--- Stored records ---
* * * * * * * * *

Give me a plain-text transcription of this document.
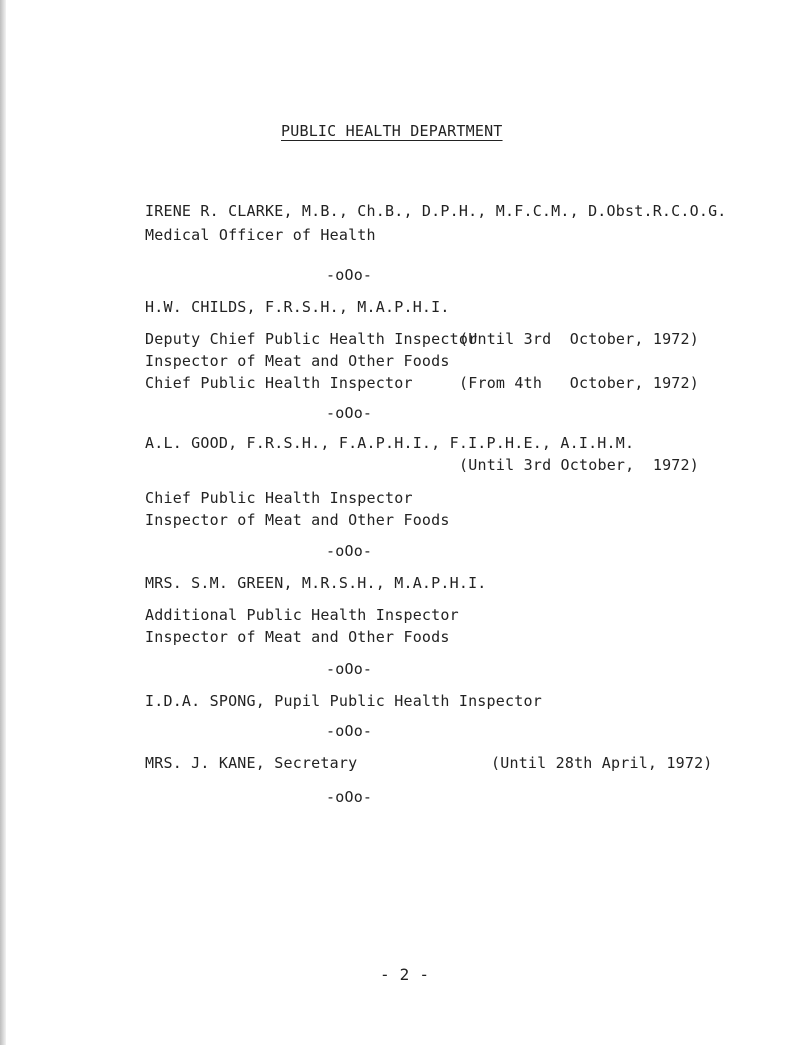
PUBLIC HEALTH DEPARTMENT
IRENE R. CLARKE, M.B., Ch.B., D.P.H., M.F.C.M., D.Obst.R.C.O.G.
Medical Officer of Health
-oOo-
H.W. CHILDS, F.R.S.H., M.A.P.H.I.
Deputy Chief Public Health Inspector
(Until 3rd  October, 1972)
Inspector of Meat and Other Foods
Chief Public Health Inspector	(From 4th   October, 1972)
-oOo-
A.L. GOOD, F.R.S.H., F.A.P.H.I., F.I.P.H.E., A.I.H.M.
(Until 3rd October,  1972)
Chief Public Health Inspector
Inspector of Meat and Other Foods
-oOo-
MRS. S.M. GREEN, M.R.S.H., M.A.P.H.I.
Additional Public Health Inspector
Inspector of Meat and Other Foods
-oOo-
I.D.A. SPONG, Pupil Public Health Inspector
-oOo-
MRS. J. KANE, Secretary	(Until 28th April, 1972)
-oOo-
- 2 -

* * * * * * * * *

Every record above should be transcribed exactly; the pictures stay out of the copy.

--- TASK RESPONSE ---
Give me a plain-text transcription of this document.
PUBLIC HEALTH DEPARTMENT
IRENE R. CLARKE, M.B., Ch.B., D.P.H., M.F.C.M., D.Obst.R.C.O.G.
Medical Officer of Health
-oOo-
H.W. CHILDS, F.R.S.H., M.A.P.H.I.
Deputy Chief Public Health Inspector
(Until 3rd  October, 1972)
Inspector of Meat and Other Foods
Chief Public Health Inspector	(From 4th   October, 1972)
-oOo-
A.L. GOOD, F.R.S.H., F.A.P.H.I., F.I.P.H.E., A.I.H.M.
(Until 3rd October,  1972)
Chief Public Health Inspector
Inspector of Meat and Other Foods
-oOo-
MRS. S.M. GREEN, M.R.S.H., M.A.P.H.I.
Additional Public Health Inspector
Inspector of Meat and Other Foods
-oOo-
I.D.A. SPONG, Pupil Public Health Inspector
-oOo-
MRS. J. KANE, Secretary	(Until 28th April, 1972)
-oOo-
- 2 -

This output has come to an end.